Dataset items:
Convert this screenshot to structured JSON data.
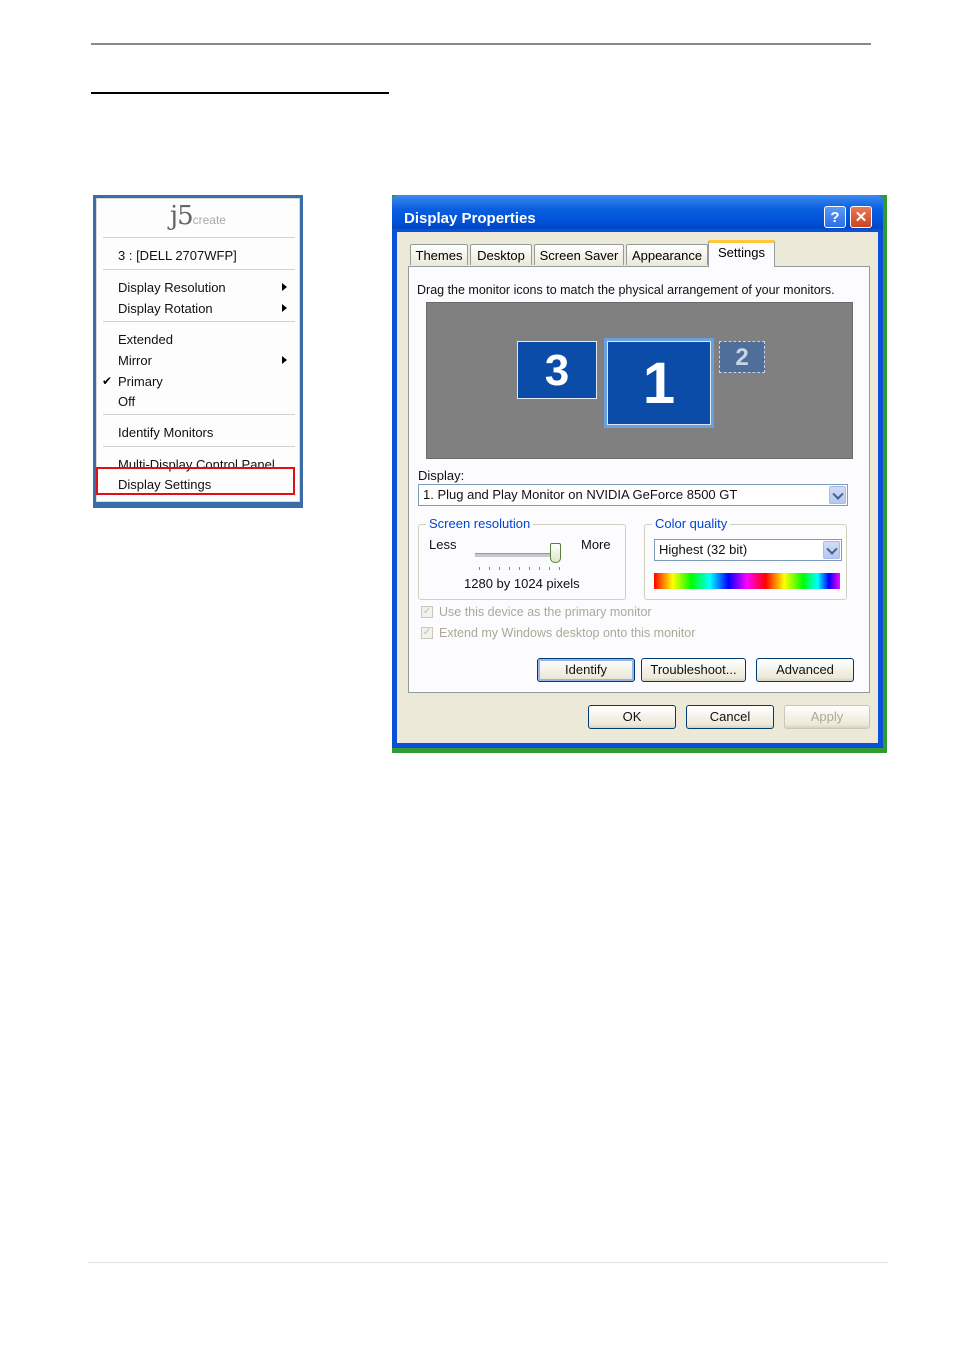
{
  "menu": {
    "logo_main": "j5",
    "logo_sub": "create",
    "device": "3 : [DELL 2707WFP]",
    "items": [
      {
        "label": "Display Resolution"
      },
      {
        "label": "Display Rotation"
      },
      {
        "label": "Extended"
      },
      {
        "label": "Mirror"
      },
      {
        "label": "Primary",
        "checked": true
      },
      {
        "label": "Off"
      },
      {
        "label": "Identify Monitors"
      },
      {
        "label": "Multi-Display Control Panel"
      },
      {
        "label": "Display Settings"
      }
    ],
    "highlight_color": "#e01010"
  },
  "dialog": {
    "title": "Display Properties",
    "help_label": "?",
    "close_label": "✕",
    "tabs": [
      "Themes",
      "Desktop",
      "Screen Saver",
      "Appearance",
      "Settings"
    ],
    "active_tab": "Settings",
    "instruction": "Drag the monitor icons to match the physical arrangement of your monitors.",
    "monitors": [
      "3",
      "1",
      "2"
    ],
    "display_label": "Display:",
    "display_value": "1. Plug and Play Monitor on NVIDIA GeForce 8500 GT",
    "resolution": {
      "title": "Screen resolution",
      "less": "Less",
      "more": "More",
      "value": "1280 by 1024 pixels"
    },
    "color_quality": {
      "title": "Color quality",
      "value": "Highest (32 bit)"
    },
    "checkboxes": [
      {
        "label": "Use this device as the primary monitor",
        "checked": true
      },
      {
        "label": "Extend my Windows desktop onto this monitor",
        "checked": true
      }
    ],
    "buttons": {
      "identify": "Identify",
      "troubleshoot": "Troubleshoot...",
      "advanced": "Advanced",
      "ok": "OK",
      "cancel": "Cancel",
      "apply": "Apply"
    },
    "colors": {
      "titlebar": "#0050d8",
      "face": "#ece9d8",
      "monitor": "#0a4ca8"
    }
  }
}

▶ _What needs to be done_: Go through the listing above and pull out each line containing the word "Settings".

▶ _Final result_:
        "label": "Display Settings"
      "Settings"
    "active_tab": "Settings",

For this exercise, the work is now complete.